- [Working data]:

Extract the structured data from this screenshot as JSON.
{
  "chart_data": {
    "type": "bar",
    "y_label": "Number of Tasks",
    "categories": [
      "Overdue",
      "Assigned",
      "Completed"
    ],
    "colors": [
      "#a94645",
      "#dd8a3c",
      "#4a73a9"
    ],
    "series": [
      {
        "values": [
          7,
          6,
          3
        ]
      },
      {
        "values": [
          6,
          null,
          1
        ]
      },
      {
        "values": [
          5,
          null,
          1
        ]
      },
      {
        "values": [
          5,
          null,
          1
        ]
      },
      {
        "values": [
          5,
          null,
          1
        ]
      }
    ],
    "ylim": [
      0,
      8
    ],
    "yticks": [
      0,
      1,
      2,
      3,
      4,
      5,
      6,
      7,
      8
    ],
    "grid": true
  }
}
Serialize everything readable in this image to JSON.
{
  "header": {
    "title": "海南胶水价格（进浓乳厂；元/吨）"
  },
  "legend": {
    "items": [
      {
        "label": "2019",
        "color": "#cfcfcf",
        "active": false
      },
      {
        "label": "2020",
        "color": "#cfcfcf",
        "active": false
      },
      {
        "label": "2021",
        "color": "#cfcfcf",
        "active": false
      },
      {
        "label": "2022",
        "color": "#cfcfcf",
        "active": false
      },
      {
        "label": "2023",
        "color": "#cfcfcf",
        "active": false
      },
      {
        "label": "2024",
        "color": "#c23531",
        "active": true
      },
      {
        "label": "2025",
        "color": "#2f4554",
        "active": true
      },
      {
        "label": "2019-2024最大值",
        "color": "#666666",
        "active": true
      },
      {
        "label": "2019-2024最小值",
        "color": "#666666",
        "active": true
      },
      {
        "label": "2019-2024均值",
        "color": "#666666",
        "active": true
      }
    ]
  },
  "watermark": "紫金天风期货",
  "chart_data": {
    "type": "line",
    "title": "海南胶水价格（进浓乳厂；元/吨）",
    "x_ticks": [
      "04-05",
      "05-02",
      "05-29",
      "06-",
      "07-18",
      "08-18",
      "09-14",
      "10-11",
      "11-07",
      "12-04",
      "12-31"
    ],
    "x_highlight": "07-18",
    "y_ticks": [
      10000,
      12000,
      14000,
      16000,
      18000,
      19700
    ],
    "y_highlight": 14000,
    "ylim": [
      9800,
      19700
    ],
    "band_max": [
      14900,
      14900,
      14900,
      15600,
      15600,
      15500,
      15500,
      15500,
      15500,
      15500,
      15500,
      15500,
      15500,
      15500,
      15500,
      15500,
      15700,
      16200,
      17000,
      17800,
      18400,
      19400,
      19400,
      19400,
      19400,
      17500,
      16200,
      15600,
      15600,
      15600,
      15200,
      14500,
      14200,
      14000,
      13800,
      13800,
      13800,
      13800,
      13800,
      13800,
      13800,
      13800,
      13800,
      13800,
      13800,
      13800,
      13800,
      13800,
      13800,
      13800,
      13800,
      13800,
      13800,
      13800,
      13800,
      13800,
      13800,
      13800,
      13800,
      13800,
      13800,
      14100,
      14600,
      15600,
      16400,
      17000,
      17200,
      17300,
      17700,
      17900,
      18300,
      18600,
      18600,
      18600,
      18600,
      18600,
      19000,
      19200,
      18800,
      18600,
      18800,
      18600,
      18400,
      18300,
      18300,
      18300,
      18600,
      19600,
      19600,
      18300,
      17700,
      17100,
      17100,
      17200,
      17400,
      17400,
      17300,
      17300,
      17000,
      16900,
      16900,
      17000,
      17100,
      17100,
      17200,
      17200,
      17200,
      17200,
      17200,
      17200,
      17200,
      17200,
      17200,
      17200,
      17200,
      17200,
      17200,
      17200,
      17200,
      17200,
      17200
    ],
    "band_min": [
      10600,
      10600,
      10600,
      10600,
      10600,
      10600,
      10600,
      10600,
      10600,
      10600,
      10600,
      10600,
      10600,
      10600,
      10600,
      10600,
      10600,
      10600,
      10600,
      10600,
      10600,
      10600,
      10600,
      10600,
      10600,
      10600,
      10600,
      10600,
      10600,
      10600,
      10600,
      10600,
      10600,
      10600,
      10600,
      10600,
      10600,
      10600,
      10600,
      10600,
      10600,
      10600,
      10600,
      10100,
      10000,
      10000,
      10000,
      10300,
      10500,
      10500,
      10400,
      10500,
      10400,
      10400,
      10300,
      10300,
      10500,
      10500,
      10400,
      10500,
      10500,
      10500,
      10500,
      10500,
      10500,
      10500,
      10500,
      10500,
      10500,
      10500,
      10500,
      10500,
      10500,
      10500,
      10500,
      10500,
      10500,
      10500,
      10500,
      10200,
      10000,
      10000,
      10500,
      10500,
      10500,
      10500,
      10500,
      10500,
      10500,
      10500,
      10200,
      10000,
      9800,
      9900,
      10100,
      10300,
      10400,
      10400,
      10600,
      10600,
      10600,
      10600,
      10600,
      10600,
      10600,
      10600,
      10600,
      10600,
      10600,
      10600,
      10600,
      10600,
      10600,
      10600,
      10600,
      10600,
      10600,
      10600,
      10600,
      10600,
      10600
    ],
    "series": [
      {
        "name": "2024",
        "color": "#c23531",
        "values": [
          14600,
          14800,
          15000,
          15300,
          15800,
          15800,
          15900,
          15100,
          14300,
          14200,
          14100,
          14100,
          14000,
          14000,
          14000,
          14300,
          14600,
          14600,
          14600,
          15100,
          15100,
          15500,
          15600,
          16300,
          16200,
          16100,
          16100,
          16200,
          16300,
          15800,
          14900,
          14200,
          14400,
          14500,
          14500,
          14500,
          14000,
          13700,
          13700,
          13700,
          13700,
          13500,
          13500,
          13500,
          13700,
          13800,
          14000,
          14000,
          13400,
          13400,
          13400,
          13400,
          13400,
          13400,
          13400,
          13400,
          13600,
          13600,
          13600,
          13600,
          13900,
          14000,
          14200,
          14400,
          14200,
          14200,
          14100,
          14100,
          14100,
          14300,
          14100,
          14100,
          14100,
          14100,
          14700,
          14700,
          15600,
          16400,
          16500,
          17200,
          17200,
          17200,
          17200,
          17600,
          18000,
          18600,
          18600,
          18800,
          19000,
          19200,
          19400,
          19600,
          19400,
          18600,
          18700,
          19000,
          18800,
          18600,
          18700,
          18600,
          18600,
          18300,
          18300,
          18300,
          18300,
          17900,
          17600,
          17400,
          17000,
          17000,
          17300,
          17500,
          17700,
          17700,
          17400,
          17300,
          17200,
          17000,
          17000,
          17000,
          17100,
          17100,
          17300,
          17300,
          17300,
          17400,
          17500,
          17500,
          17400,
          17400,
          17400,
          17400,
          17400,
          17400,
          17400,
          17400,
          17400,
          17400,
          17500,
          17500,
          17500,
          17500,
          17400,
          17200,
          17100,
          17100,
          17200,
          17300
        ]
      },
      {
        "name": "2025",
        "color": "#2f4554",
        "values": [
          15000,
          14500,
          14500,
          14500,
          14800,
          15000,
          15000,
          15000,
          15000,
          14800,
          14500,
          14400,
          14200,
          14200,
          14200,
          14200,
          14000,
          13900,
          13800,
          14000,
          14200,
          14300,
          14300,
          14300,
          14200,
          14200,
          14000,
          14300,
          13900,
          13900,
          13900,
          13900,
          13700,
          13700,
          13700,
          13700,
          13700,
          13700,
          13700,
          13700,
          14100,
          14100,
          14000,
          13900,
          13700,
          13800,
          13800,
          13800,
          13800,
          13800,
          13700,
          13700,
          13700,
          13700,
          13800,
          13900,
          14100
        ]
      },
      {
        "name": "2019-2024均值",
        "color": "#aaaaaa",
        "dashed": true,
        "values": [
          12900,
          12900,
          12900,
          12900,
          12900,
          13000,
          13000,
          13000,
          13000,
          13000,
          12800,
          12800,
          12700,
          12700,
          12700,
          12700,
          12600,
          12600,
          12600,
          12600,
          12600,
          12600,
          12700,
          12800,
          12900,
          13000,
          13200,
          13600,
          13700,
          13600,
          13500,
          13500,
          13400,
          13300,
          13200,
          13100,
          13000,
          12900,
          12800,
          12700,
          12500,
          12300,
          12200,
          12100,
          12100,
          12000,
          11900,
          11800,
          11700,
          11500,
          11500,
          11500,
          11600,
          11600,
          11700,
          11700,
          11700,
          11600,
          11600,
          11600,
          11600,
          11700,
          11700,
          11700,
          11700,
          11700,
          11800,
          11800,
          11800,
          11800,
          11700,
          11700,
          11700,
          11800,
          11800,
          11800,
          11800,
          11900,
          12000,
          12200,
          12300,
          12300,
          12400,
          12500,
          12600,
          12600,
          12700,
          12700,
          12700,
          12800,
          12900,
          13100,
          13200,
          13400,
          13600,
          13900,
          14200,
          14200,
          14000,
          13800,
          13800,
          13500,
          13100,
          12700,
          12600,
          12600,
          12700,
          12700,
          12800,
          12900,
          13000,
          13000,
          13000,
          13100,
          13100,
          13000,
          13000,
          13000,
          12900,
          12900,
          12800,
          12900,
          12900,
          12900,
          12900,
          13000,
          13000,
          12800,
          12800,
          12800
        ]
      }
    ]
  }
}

- [Goal]: List the lines that contain the word "name".

- [The solution]:
        "name": "2024",
        "name": "2025",
        "name": "2019-2024均值",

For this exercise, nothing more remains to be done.